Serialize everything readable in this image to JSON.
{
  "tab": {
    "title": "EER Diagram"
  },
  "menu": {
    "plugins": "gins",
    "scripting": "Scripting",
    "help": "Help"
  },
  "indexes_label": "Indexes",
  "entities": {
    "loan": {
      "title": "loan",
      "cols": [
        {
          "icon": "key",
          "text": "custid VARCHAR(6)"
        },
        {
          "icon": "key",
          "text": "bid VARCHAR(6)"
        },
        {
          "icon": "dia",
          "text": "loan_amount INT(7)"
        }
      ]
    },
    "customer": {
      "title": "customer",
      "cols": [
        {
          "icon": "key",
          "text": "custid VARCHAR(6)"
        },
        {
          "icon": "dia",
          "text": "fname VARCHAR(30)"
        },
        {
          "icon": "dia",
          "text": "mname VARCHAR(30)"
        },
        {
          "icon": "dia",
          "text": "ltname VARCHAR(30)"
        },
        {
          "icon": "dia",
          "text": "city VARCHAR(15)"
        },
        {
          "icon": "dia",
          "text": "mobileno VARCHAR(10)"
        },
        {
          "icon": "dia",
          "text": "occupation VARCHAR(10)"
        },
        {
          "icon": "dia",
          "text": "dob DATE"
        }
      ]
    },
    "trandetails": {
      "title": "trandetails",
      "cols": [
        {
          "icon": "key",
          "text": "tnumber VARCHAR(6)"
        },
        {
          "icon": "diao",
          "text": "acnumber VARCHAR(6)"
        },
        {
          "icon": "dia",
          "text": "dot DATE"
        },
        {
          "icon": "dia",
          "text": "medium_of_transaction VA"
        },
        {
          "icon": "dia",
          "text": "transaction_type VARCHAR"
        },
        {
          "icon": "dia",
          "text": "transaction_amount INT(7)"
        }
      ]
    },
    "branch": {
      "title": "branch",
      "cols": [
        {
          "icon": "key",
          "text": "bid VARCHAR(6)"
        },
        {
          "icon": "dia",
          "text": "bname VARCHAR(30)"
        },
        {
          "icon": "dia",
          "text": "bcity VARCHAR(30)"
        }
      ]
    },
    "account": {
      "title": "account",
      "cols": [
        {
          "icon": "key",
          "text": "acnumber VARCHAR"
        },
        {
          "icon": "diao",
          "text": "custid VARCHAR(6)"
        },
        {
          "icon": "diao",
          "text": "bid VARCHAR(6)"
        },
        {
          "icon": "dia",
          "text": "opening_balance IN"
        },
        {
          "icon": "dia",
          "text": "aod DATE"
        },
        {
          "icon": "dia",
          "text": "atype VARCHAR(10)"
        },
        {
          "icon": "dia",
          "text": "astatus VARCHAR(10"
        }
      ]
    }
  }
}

★ ★ ★

> **Aim of the exercise**
Repeat the records above in full, character for character.

> **The output**
Serialize everything readable in this image to JSON.
{
  "tab": {
    "title": "EER Diagram"
  },
  "menu": {
    "plugins": "gins",
    "scripting": "Scripting",
    "help": "Help"
  },
  "indexes_label": "Indexes",
  "entities": {
    "loan": {
      "title": "loan",
      "cols": [
        {
          "icon": "key",
          "text": "custid VARCHAR(6)"
        },
        {
          "icon": "key",
          "text": "bid VARCHAR(6)"
        },
        {
          "icon": "dia",
          "text": "loan_amount INT(7)"
        }
      ]
    },
    "customer": {
      "title": "customer",
      "cols": [
        {
          "icon": "key",
          "text": "custid VARCHAR(6)"
        },
        {
          "icon": "dia",
          "text": "fname VARCHAR(30)"
        },
        {
          "icon": "dia",
          "text": "mname VARCHAR(30)"
        },
        {
          "icon": "dia",
          "text": "ltname VARCHAR(30)"
        },
        {
          "icon": "dia",
          "text": "city VARCHAR(15)"
        },
        {
          "icon": "dia",
          "text": "mobileno VARCHAR(10)"
        },
        {
          "icon": "dia",
          "text": "occupation VARCHAR(10)"
        },
        {
          "icon": "dia",
          "text": "dob DATE"
        }
      ]
    },
    "trandetails": {
      "title": "trandetails",
      "cols": [
        {
          "icon": "key",
          "text": "tnumber VARCHAR(6)"
        },
        {
          "icon": "diao",
          "text": "acnumber VARCHAR(6)"
        },
        {
          "icon": "dia",
          "text": "dot DATE"
        },
        {
          "icon": "dia",
          "text": "medium_of_transaction VA"
        },
        {
          "icon": "dia",
          "text": "transaction_type VARCHAR"
        },
        {
          "icon": "dia",
          "text": "transaction_amount INT(7)"
        }
      ]
    },
    "branch": {
      "title": "branch",
      "cols": [
        {
          "icon": "key",
          "text": "bid VARCHAR(6)"
        },
        {
          "icon": "dia",
          "text": "bname VARCHAR(30)"
        },
        {
          "icon": "dia",
          "text": "bcity VARCHAR(30)"
        }
      ]
    },
    "account": {
      "title": "account",
      "cols": [
        {
          "icon": "key",
          "text": "acnumber VARCHAR"
        },
        {
          "icon": "diao",
          "text": "custid VARCHAR(6)"
        },
        {
          "icon": "diao",
          "text": "bid VARCHAR(6)"
        },
        {
          "icon": "dia",
          "text": "opening_balance IN"
        },
        {
          "icon": "dia",
          "text": "aod DATE"
        },
        {
          "icon": "dia",
          "text": "atype VARCHAR(10)"
        },
        {
          "icon": "dia",
          "text": "astatus VARCHAR(10"
        }
      ]
    }
  }
}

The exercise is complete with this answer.